SEZIONE DEL DOCUMENTO:

Questo terremoto ha coinvolto tutte le squadre NBA, ma proprio i Lakers hanno messo sul piatto tutto ciò che avevano a disposizione pur di arrivare ad un accordo. Adrian Wojnarowski ha riportato offerte che comprendevano Kuzma, Ball, Ingram e due scelte future al Draft, prontamente rispedite al mittente dai Pelicans. Anche se le trattative non sono andate a buon fine, questo ha certamente minato la fiducia che i giocatori riponevano nello staff dirigenziale, dimostrato dal linguaggio del corpo dei giocatori stessi durante le partite di gennaio e febbraio. Soltanto Kuzma si è esposto pubblicamente in senso contrario dichiarando come preferisca essere criticato giocando a Los Angeles che ignorato in altre franchigie NBA. Di certo l’affaire Davis non ha contribuito ad aumentare l’alchimia e l’armonia all’interno dello spogliatoio. Magic e Pelinka hanno rapidamente dovuto cambiare obiettivi: passare dall’all-in per AD all’acquisizione di Mike Muscala e Reggie Bullock non è certamente la prospettiva ideale per i tifosi Lakers.

Cosa attende i Lakers
Non è facile pronunciarsi sul futuro dei Lakers. Negli Usa, l’opinione pubblica e il parere della stampa oscillano tra osservazioni che vedono i losangelini fuori dalla zona play-off e altre che li vedono come la più grande minaccia possibile per i Golden State Warriors sulla strada verso le NBA Finals. Giusto per sottolineare una volta di più l’indecifrabilità di questa squadra.
La condicio sine qua non per cui i Lakers potrebbero arrivare alla post season è ovviamente la presenza di Lebron. Un Lebron al 100% della forma fisica e pronto mentalmente a dare tutto nelle ultime 22 partite della stagione.

DATI GREZZI:

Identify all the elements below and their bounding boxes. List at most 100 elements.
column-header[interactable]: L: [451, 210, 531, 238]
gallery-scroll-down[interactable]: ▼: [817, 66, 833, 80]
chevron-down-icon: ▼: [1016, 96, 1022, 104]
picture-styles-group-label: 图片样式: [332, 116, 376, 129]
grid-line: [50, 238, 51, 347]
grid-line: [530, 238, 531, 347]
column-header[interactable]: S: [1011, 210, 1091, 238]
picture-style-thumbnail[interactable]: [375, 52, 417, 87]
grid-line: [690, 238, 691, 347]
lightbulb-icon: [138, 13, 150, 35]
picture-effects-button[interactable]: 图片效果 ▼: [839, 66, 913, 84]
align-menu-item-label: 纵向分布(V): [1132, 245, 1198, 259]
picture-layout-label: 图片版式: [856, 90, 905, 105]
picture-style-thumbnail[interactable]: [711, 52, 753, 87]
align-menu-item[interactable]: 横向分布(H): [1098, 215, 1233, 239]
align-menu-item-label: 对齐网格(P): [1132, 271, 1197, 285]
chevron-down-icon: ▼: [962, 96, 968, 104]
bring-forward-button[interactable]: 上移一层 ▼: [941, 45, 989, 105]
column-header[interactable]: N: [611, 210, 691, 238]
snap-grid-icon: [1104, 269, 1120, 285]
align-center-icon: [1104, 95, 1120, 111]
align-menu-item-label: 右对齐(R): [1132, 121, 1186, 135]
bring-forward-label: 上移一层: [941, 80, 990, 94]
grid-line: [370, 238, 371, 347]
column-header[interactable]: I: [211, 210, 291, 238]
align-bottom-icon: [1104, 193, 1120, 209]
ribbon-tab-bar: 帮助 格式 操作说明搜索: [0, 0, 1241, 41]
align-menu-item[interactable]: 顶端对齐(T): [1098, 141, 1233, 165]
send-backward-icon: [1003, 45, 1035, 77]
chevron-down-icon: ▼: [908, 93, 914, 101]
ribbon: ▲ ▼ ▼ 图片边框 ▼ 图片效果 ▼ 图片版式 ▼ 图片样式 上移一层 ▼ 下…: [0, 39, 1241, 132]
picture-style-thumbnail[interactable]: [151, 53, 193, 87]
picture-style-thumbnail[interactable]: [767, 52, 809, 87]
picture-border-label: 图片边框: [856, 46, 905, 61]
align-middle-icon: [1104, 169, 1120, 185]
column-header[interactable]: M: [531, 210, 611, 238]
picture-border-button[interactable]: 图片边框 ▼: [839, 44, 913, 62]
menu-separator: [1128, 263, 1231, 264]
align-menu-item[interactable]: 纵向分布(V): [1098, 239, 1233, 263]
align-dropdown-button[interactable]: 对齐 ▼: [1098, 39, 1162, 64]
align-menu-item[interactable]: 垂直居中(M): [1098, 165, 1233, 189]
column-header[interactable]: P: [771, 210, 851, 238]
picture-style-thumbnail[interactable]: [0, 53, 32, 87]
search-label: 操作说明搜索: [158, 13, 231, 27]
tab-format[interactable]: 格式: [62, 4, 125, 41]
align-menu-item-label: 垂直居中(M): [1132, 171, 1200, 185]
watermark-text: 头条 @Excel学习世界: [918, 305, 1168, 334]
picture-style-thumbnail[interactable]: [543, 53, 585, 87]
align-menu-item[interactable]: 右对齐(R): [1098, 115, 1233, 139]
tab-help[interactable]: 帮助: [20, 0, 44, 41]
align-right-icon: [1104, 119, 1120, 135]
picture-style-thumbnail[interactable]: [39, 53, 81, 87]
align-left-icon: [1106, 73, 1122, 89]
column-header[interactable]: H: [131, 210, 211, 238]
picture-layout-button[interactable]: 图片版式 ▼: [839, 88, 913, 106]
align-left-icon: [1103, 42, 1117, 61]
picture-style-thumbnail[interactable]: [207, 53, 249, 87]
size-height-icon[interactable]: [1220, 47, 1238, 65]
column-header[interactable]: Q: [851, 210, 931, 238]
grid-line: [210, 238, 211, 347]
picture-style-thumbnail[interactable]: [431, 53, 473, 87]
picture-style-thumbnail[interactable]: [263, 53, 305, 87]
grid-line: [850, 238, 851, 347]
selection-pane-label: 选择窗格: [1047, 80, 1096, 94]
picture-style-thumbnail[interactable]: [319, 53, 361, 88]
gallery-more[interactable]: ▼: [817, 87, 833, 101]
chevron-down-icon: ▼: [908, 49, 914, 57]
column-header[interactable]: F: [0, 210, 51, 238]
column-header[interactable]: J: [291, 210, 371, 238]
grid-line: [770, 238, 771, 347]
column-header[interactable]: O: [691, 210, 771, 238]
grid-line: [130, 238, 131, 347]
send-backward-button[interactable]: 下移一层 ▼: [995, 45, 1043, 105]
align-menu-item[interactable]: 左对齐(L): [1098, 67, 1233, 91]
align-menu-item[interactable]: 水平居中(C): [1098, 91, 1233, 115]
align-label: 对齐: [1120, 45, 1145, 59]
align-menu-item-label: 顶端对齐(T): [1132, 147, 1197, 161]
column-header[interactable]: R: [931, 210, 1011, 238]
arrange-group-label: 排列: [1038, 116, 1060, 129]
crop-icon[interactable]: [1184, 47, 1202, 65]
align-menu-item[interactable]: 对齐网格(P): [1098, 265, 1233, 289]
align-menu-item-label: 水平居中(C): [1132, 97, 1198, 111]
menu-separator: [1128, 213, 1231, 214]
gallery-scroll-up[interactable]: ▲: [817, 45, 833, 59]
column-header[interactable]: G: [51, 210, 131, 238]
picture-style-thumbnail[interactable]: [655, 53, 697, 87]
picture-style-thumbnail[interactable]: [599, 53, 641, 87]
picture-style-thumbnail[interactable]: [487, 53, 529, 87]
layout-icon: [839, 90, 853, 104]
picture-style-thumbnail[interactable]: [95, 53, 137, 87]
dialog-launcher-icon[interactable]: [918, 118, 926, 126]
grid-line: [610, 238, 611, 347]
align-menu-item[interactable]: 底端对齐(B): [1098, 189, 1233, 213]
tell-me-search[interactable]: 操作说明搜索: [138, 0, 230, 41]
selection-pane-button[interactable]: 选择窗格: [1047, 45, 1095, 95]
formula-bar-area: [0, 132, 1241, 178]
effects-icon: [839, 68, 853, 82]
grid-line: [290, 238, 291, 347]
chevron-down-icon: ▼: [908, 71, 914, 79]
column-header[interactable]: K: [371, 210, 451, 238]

SCOPO DEL COMPITO:
Riprendi il testo sulla stagione dei Lakers e proseguilo dopo l'ultima frase. Le voci riportate non servono per svolgere il lavoro.

RISPOSTA SCRITTA:
My level of intensity has to be [high], unfortunately for me because I don’t like to do it at such an early time,” James said. “I’m a little bit different. But it’s been activated. So look forward to see what we can do.
Queste le dichiarazioni del Re rilasciate al Los Angeles Times. È evidente, però, che i problemi dei Lakers non siano soltanto di mentalità bensì tecnici, con un’intesa mai realmente trovata sul campo tra i giocatori. Nel frattempo è arrivata un’altra sconfitta nella notte contro i modesti Memphis Grizzlies.
Analizzando il calendario, il sito Tankathon.com ha valutato il percorso dei Lakers come il decimo più complicato dell’intera Lega alla luce delle partite che attendono i gialloviola, molte delle quali in trasferta. Confrontandolo con quello delle dirette concorrenti all’ultimo posto disponibile, Clippers e Kings, scopriamo come i primi siano al 23° posto di questo ranking, mentre i secondi al 26°. Secondo FiveThirtyEight.com le statistiche dicono che i gialloviola hanno il 17% di possibilità di raggiungere i play-off.
Chi se la sente di scommettere i Lakers? Anzi, chi se la sente di scommettere contro il Re?